▸ Reading text:
################

Monday, 17 November 2014

Isabelline Shrike of the Turkestan race

On Sunday 9th Nov Royston Wilkins and Brian Mellow found a shrike perched up on the brambles as they were leaving Pendeen.  Initial reaction was naturally a Red-backed Shrike but doubts pretty quickly set in.  Word soon spread and a whole raft of suggestions ensued, including hybrids, Over the next week, many photo's have been taken and circulated widely.  The general consensus among shrike experts is that this bird is indeed a first year bird of the Turkestan race of Isabelline Shrike.

Nationally this is a rare subspecies but in Cornwall, there are two previous records assigned to this form.  In 1989, a popular first winter bird was present at Zennor from Oct 27th - 31st.  In 2002, a first year male was found at Porthgwarra on June 26th.

The nominate race of Isabelline Shrike is also referred to as Daurian Shrike and there are two records for Cornwall: a first year bird opposite the airfield at Nanquidno Oct 25th.  A stunning adult male was well watched at Pendeen in early October 2013.

Turkestan Shrike, Pendeen, 16th November 2014.

################

▸ Data to use:

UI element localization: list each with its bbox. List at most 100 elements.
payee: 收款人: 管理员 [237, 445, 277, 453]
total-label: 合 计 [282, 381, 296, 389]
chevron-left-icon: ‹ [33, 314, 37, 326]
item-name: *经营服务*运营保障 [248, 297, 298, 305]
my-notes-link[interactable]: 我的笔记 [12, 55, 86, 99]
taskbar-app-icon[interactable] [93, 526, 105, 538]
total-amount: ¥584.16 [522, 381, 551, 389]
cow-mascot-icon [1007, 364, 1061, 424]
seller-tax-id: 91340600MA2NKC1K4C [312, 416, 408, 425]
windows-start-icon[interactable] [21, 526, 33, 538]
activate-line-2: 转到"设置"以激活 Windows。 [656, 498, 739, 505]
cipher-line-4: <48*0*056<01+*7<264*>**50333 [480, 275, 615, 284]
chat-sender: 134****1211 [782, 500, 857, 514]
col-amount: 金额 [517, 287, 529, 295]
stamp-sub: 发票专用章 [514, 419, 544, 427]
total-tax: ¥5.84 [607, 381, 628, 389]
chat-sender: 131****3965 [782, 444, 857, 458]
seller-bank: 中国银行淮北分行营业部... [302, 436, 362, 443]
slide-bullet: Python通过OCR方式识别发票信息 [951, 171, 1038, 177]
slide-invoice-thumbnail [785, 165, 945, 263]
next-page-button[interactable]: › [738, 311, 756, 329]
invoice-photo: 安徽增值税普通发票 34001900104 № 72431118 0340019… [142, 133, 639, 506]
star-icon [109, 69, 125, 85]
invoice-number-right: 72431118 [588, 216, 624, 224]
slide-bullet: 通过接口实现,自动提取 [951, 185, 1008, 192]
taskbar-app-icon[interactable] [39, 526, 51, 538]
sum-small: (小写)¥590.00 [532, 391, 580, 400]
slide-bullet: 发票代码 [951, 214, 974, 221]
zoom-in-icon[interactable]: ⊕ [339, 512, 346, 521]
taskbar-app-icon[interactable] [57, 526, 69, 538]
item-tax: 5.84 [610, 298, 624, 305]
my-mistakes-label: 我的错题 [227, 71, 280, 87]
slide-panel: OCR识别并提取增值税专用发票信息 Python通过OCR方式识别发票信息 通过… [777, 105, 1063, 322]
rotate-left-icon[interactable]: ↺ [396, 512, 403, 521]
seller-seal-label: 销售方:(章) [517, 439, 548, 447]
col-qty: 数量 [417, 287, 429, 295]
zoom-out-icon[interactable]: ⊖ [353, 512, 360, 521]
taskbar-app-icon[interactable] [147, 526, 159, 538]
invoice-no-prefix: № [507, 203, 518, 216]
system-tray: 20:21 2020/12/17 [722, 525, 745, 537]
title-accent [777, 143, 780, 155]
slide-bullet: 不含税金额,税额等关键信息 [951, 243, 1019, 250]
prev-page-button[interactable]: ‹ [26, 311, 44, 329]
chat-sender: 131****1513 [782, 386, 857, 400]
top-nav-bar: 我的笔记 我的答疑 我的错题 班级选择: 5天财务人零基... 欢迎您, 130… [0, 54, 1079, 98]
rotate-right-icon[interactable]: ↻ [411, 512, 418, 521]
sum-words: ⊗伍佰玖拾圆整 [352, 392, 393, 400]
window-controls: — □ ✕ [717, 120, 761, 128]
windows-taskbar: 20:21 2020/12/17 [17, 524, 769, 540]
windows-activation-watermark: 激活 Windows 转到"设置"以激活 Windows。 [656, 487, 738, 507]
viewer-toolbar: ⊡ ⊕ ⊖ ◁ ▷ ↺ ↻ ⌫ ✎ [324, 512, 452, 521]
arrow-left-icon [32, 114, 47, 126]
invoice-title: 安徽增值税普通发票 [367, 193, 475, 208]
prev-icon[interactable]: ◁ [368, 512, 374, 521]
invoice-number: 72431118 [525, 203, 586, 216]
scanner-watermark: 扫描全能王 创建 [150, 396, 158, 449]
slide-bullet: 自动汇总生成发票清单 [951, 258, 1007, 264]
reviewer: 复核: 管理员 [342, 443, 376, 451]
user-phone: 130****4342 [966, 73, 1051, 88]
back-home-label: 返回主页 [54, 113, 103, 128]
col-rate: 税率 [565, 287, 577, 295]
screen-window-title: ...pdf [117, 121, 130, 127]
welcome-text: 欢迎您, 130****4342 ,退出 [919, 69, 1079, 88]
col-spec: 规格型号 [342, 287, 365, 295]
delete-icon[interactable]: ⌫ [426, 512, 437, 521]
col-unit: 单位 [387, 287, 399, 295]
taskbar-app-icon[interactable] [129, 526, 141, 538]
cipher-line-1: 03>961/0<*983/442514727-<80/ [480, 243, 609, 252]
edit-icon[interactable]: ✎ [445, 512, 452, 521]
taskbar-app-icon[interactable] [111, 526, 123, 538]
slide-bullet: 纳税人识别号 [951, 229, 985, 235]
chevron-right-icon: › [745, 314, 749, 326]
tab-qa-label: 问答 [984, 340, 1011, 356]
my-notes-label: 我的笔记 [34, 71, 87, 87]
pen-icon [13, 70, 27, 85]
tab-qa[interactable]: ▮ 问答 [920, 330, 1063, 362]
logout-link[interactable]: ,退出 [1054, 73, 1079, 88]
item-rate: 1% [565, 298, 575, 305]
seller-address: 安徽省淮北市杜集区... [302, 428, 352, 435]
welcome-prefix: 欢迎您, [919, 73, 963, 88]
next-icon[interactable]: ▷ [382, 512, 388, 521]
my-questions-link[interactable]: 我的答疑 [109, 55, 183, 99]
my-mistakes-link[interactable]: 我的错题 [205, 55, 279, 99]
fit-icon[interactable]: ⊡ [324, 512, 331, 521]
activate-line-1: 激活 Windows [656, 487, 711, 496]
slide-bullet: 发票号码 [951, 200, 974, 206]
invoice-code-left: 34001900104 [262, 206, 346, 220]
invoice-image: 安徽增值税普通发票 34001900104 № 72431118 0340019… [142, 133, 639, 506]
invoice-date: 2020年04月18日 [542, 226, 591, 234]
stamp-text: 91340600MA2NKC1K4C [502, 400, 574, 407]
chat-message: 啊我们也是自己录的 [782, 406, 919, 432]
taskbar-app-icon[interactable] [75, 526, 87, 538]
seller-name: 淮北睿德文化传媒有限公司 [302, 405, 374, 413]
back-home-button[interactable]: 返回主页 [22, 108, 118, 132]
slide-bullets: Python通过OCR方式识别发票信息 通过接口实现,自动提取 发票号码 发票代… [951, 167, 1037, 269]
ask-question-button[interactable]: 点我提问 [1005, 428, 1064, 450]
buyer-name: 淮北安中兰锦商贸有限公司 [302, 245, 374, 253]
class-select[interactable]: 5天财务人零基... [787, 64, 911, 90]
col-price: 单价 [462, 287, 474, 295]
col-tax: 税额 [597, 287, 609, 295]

################

▸ Directives:
[1] Rewrite the records from their first line through the line that contains "my-mistakes-label: 我的错题 [227, 71, 280, 87]", swapping "chat-sender" for "message-sender" and leaving everything else unchanged.
[2] Carry on the shrike post from its last line.
The records come from a different source than the shrike post and have no connection to it.

▸ Response list:
[1]
UI element localization: list each with its bbox. List at most 100 elements.
payee: 收款人: 管理员 [237, 445, 277, 453]
total-label: 合 计 [282, 381, 296, 389]
chevron-left-icon: ‹ [33, 314, 37, 326]
item-name: *经营服务*运营保障 [248, 297, 298, 305]
my-notes-link[interactable]: 我的笔记 [12, 55, 86, 99]
taskbar-app-icon[interactable] [93, 526, 105, 538]
total-amount: ¥584.16 [522, 381, 551, 389]
cow-mascot-icon [1007, 364, 1061, 424]
seller-tax-id: 91340600MA2NKC1K4C [312, 416, 408, 425]
windows-start-icon[interactable] [21, 526, 33, 538]
activate-line-2: 转到"设置"以激活 Windows。 [656, 498, 739, 505]
cipher-line-4: <48*0*056<01+*7<264*>**50333 [480, 275, 615, 284]
message-sender: 134****1211 [782, 500, 857, 514]
col-amount: 金额 [517, 287, 529, 295]
stamp-sub: 发票专用章 [514, 419, 544, 427]
total-tax: ¥5.84 [607, 381, 628, 389]
message-sender: 131****3965 [782, 444, 857, 458]
seller-bank: 中国银行淮北分行营业部... [302, 436, 362, 443]
slide-bullet: Python通过OCR方式识别发票信息 [951, 171, 1038, 177]
slide-invoice-thumbnail [785, 165, 945, 263]
next-page-button[interactable]: › [738, 311, 756, 329]
invoice-photo: 安徽增值税普通发票 34001900104 № 72431118 0340019… [142, 133, 639, 506]
star-icon [109, 69, 125, 85]
invoice-number-right: 72431118 [588, 216, 624, 224]
slide-bullet: 通过接口实现,自动提取 [951, 185, 1008, 192]
taskbar-app-icon[interactable] [39, 526, 51, 538]
sum-small: (小写)¥590.00 [532, 391, 580, 400]
slide-bullet: 发票代码 [951, 214, 974, 221]
zoom-in-icon[interactable]: ⊕ [339, 512, 346, 521]
taskbar-app-icon[interactable] [57, 526, 69, 538]
item-tax: 5.84 [610, 298, 624, 305]
my-mistakes-label: 我的错题 [227, 71, 280, 87]

[2]
American Golden Plover at Davidstow, Cornwall

A few more images of the confiding American Golden Plover at Davidstow back in October.  This was the second record of the species this Autumn and just one of five American waders reported during the Autumn in Cornwall.  This poor showing of American vagrants must be the worst Autumn for a generation?







Friday, 24 October 2014

Yellow-billed Cuckoo at Porthgwarra, Cornwall



A Yellow-billed Cuckoo was found by visiting birder Andrew Tongue on Tuesday 23rd October in the elders near the toilet block at Porthgwarra.  By early afternoon it had moved up the valley to the doctor's garden area. By late afternoon it was re located near the dried-up pond near the wall.  It was certainly active and unlike any previous American cuckoos, was unwilling to perish too soon.
About 75 birders managed to connect and most had pretty good views, albeit fleeting.
I was extremely lucky to get a burst of shots off when it appeared in the elders in the 60 foot valley.

This is the 9th record for mainland Cornwall.  The previous records are detailed below:

YELLOW-BILLED CUCKOO

Older records:

1830      'one obtained somewhere in Cornwall'
1887      Cury, Helston dead 14 Oct.

*************************************
1938  Mawnan Smith found shot 7 Oct (report says "unfortunately shot, though it had little hope of making the return flight"). Published in BB.                                              
1971   St Mawes 4 - 7 Nov        
1980  Penzance 9 Oct – taken into care and died.                      
1985  Pendeen picked up dead 13 Oct.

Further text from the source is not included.